Report, as a bare number, how many lines hold "kids".

• • •

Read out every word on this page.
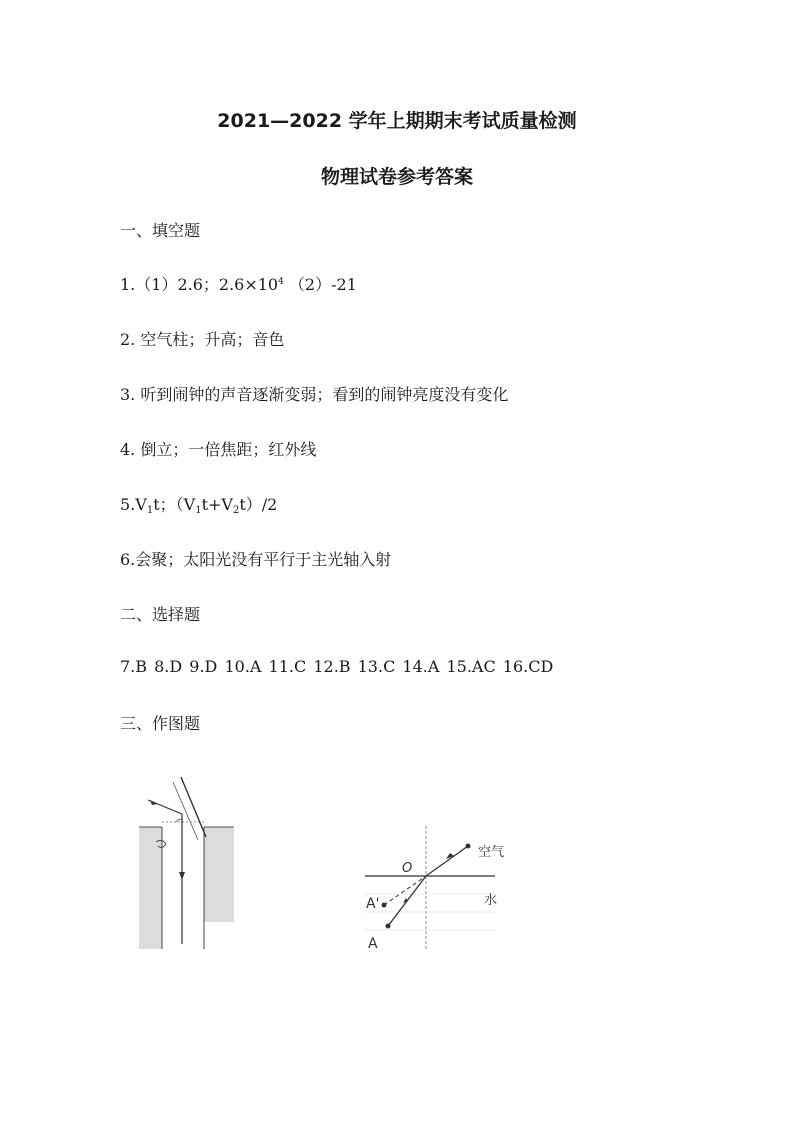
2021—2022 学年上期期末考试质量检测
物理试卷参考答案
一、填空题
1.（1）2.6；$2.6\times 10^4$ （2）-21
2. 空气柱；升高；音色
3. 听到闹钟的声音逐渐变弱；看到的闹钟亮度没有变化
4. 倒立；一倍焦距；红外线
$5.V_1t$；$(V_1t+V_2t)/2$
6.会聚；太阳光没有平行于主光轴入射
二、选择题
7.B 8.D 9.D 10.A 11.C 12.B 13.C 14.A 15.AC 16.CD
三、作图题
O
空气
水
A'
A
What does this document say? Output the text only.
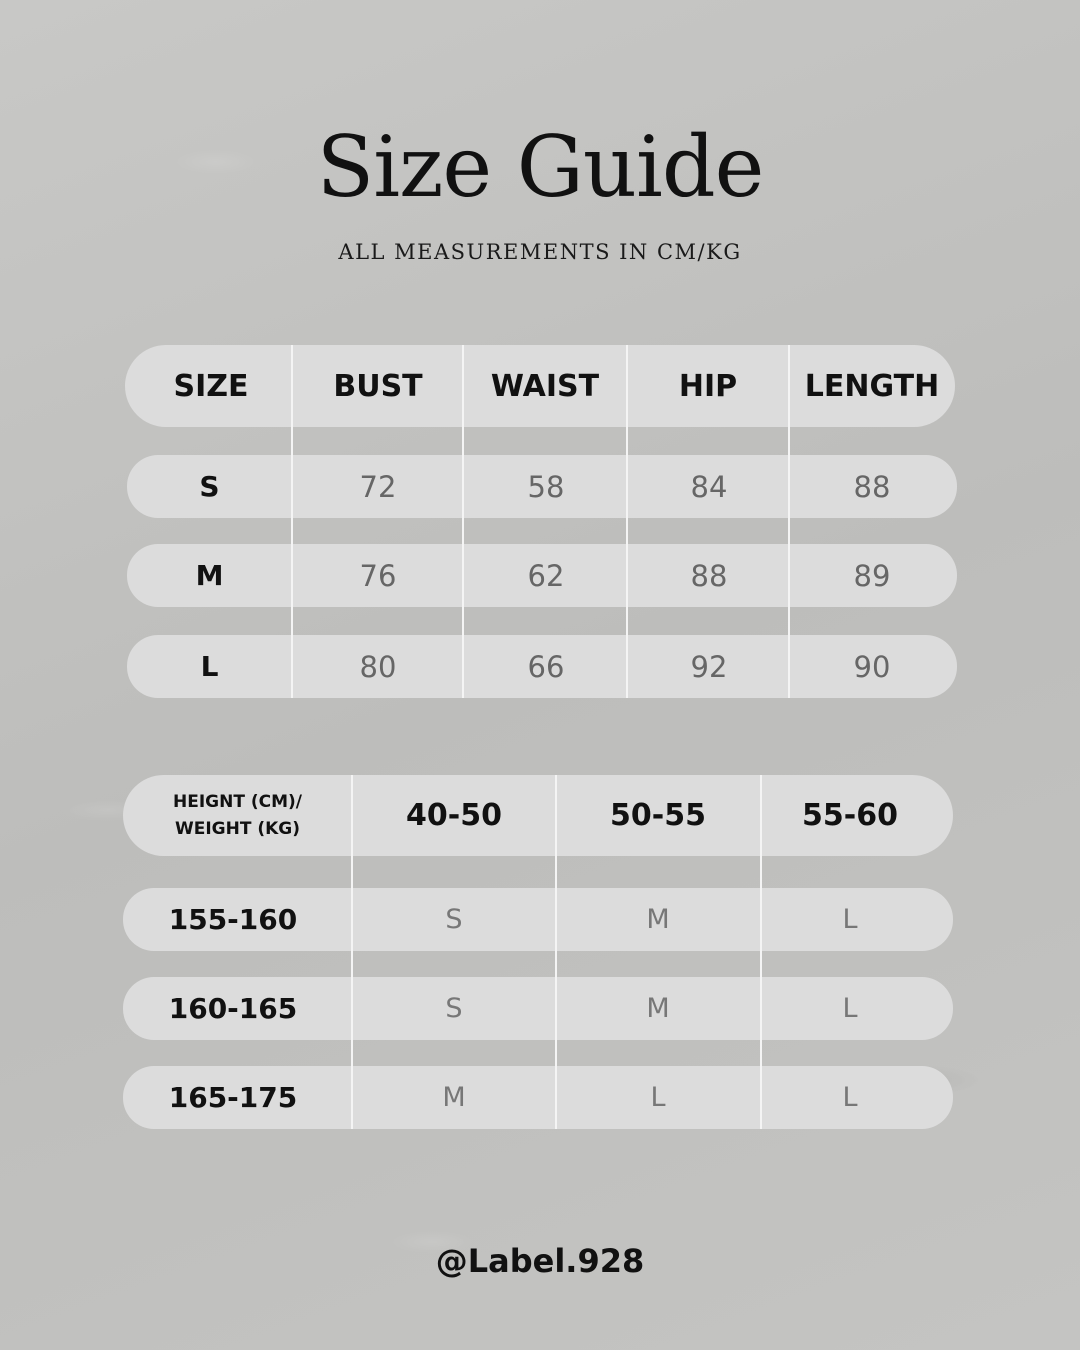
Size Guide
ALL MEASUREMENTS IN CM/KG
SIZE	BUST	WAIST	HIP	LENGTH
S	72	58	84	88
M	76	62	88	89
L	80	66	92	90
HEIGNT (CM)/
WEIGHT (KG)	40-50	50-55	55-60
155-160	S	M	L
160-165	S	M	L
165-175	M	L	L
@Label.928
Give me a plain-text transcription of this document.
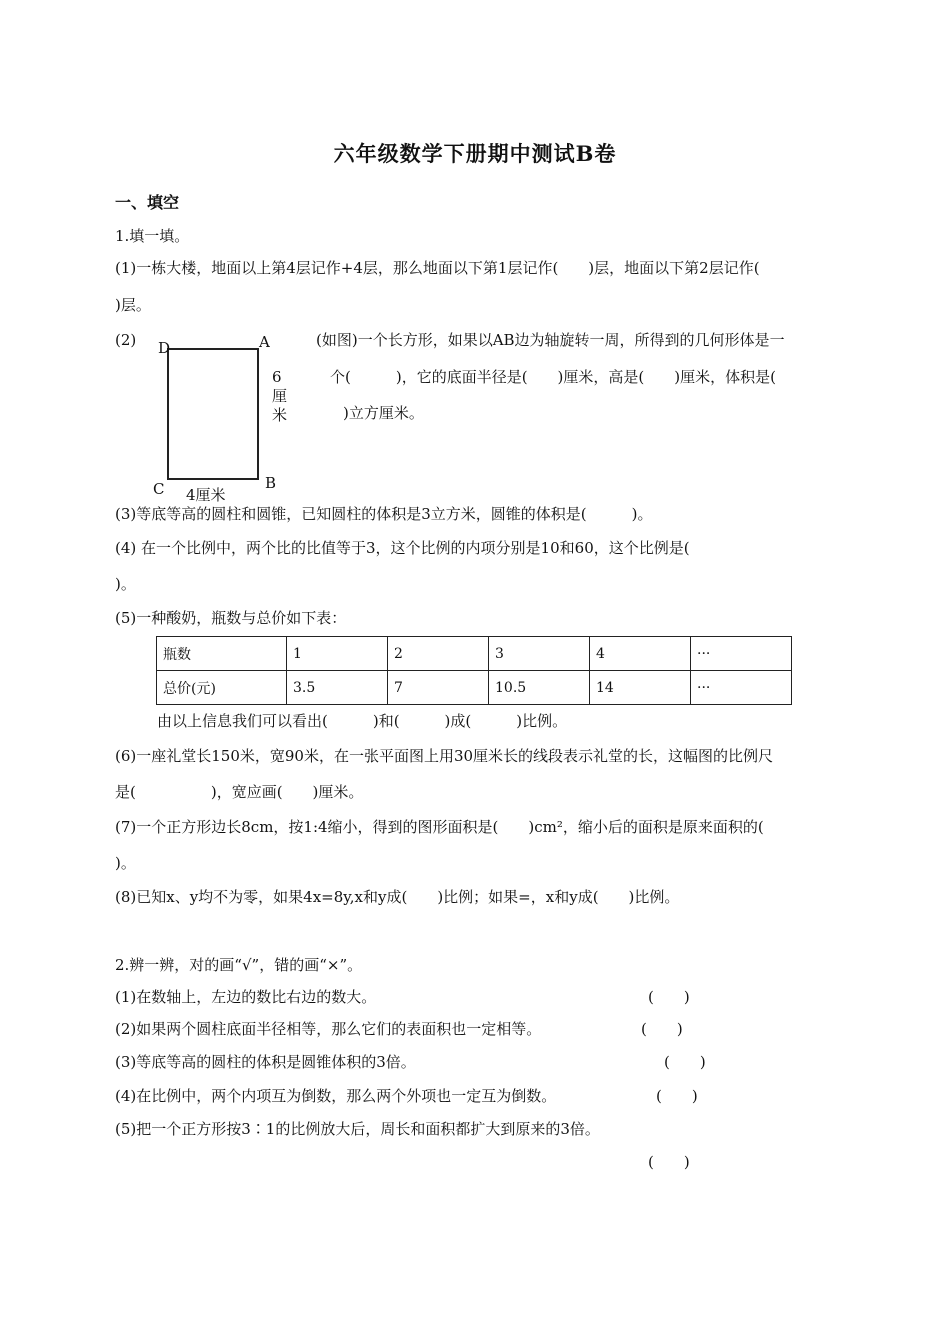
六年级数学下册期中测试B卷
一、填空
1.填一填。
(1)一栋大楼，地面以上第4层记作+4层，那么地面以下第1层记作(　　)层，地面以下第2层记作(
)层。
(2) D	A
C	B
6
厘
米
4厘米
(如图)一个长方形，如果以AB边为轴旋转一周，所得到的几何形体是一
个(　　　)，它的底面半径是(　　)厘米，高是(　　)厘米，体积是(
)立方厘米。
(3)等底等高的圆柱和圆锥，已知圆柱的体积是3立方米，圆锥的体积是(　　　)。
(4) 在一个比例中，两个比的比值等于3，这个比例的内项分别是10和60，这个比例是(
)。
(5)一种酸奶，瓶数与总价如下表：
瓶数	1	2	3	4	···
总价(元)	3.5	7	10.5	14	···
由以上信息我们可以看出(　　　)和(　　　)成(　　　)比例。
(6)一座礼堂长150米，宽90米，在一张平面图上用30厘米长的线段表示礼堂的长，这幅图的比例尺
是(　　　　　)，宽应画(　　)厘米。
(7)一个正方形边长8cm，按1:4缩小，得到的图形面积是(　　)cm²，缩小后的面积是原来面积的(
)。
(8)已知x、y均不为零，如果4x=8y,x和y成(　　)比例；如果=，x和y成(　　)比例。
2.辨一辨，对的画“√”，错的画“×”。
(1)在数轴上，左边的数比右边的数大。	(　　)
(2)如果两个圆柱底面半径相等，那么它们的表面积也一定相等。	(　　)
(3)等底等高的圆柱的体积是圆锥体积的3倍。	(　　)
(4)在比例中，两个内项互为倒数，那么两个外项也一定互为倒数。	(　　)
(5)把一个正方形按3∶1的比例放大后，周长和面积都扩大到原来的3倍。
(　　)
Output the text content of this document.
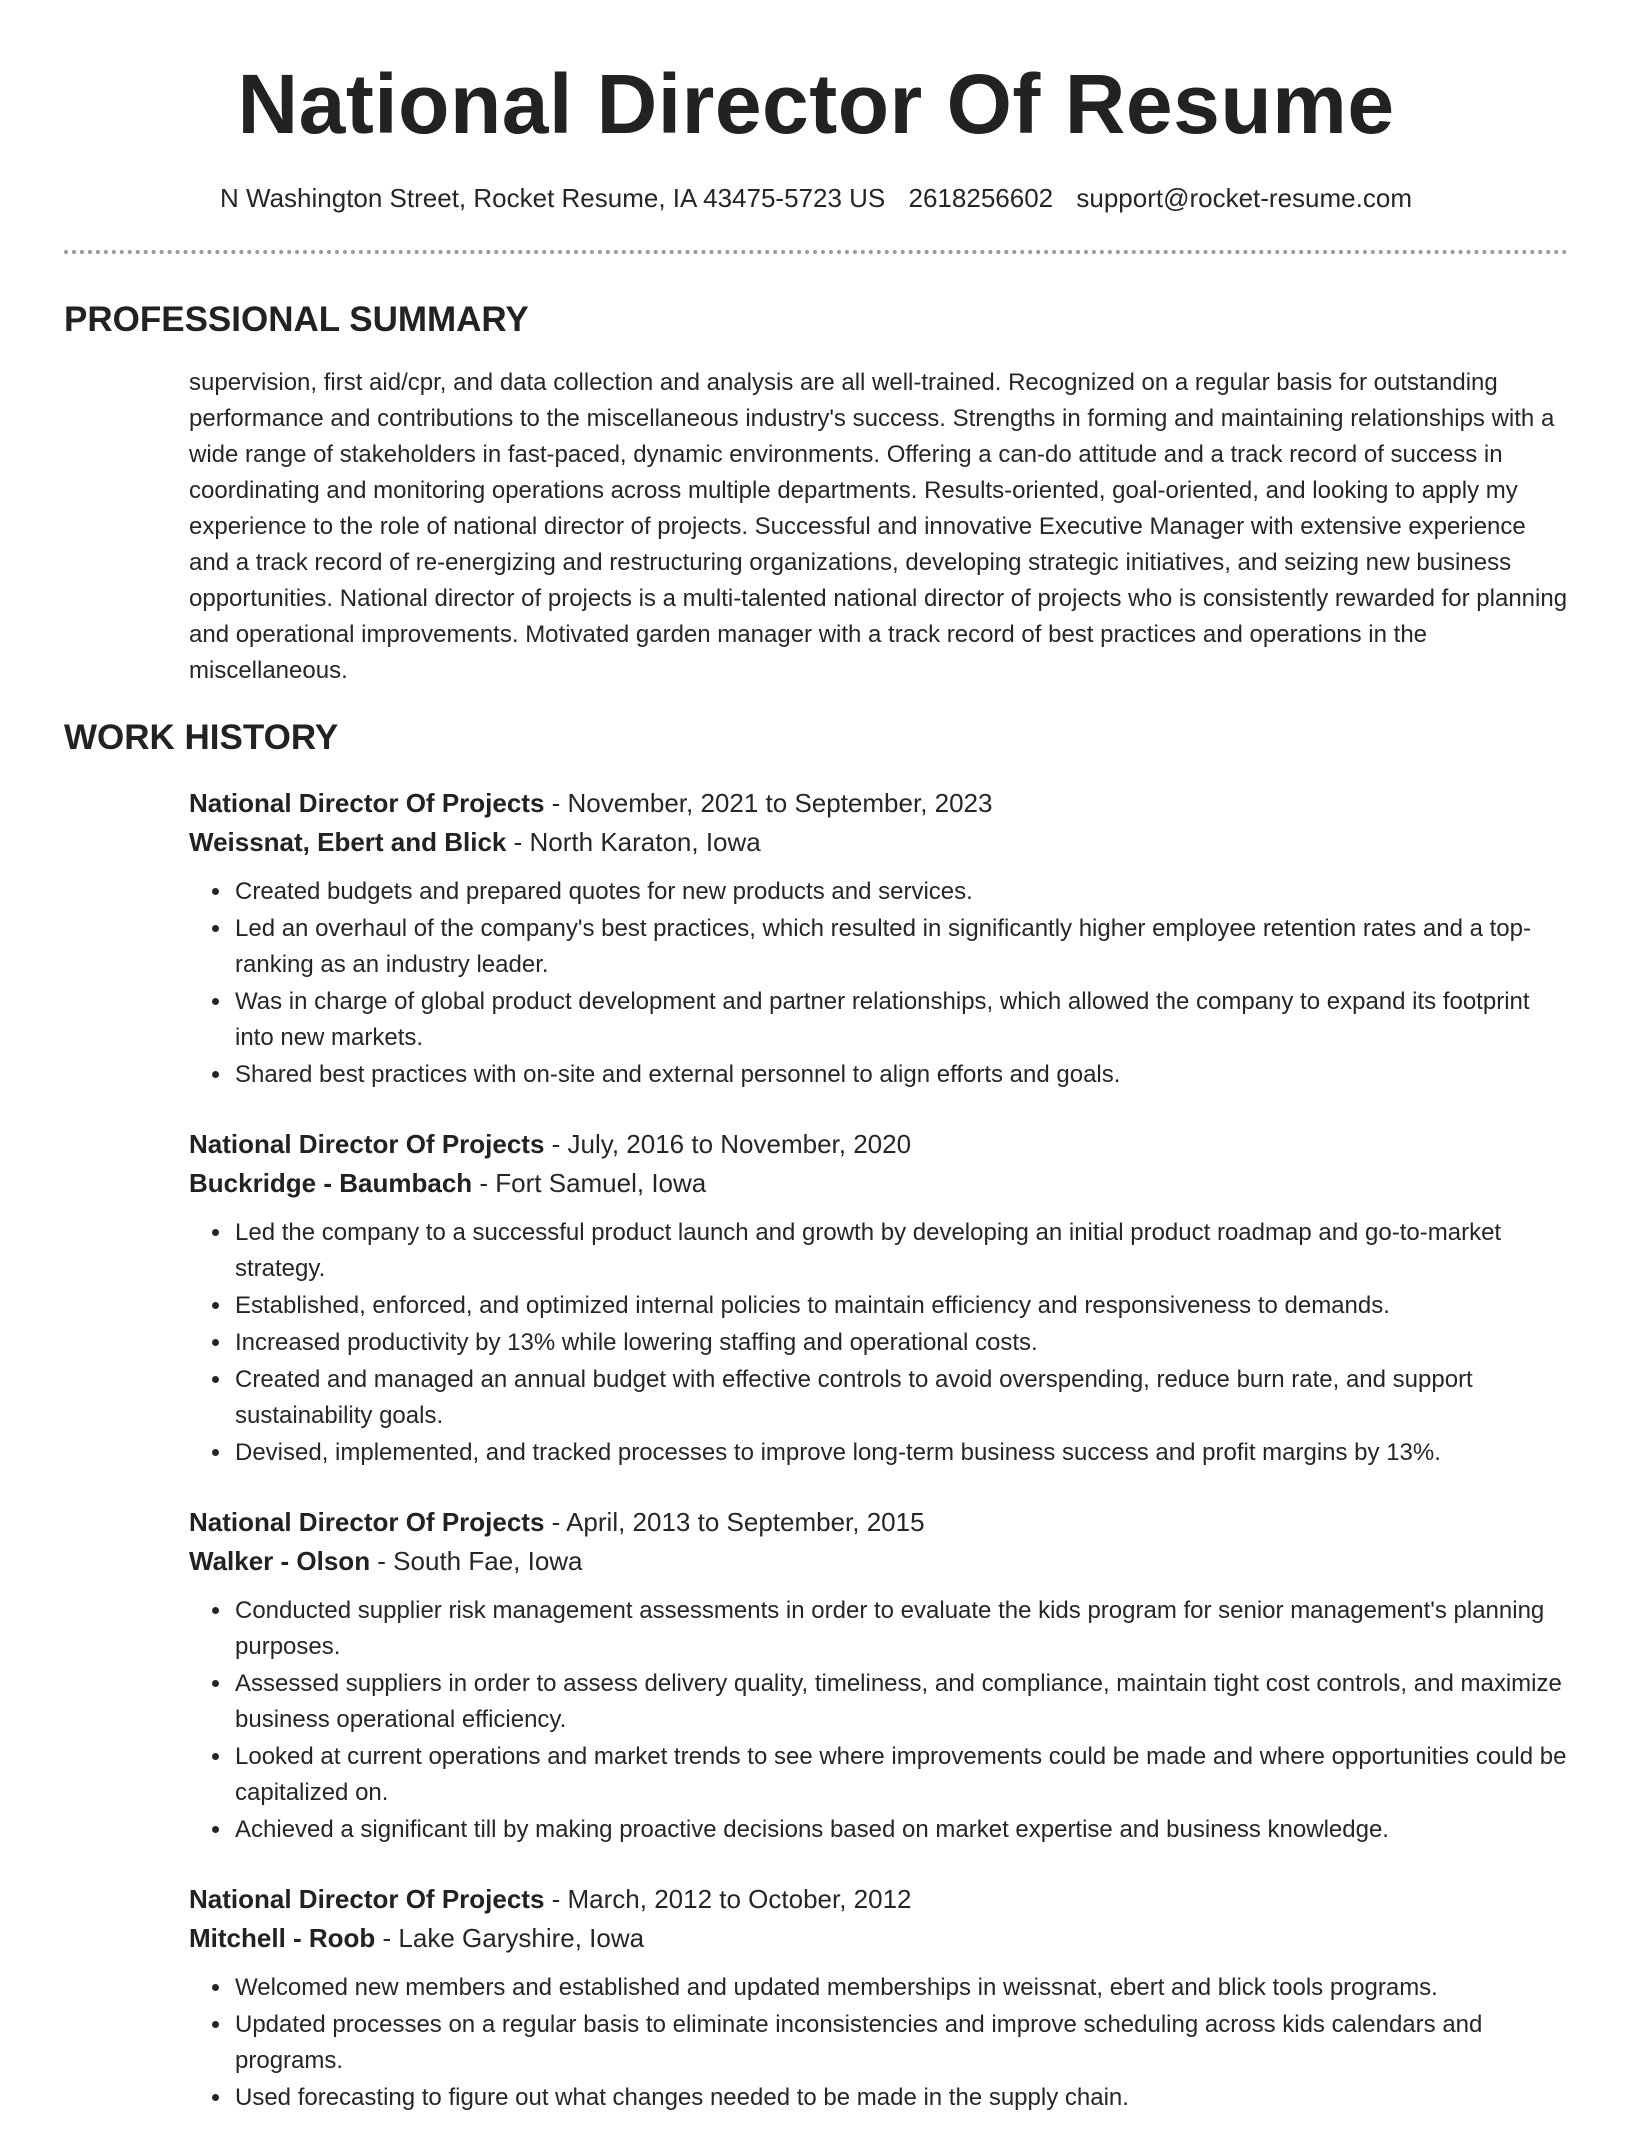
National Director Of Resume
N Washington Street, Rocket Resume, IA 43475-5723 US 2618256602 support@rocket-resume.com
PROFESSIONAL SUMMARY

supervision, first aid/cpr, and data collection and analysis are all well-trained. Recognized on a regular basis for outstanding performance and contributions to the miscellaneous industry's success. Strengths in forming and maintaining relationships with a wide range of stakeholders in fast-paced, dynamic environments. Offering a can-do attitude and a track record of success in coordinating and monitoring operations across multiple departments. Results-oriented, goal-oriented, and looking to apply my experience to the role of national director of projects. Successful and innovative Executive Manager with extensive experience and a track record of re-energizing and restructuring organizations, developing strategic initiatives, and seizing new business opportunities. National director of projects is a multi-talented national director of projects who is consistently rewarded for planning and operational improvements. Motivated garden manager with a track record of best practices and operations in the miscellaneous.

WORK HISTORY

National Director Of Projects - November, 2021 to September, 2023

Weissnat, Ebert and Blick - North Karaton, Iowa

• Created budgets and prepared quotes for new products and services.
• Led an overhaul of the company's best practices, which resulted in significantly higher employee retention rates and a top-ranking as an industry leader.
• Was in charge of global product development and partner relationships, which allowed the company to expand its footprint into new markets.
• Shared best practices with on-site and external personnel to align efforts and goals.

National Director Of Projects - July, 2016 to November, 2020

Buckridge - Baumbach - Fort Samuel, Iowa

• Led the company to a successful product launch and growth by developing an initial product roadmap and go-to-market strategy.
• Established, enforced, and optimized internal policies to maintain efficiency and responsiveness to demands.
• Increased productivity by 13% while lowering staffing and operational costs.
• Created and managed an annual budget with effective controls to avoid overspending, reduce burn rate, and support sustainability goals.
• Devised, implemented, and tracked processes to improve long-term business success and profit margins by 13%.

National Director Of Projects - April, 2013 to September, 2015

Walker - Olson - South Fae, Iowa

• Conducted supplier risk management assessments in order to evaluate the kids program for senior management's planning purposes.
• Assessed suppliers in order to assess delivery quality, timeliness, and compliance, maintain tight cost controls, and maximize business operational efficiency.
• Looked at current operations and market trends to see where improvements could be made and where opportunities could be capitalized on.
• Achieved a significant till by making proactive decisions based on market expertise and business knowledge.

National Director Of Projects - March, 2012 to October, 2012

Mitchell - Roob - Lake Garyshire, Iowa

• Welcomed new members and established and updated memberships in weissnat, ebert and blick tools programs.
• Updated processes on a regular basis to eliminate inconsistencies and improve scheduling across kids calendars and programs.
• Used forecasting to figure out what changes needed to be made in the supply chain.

• • •

> OUTPUT FOR THIS EXERCISE:
2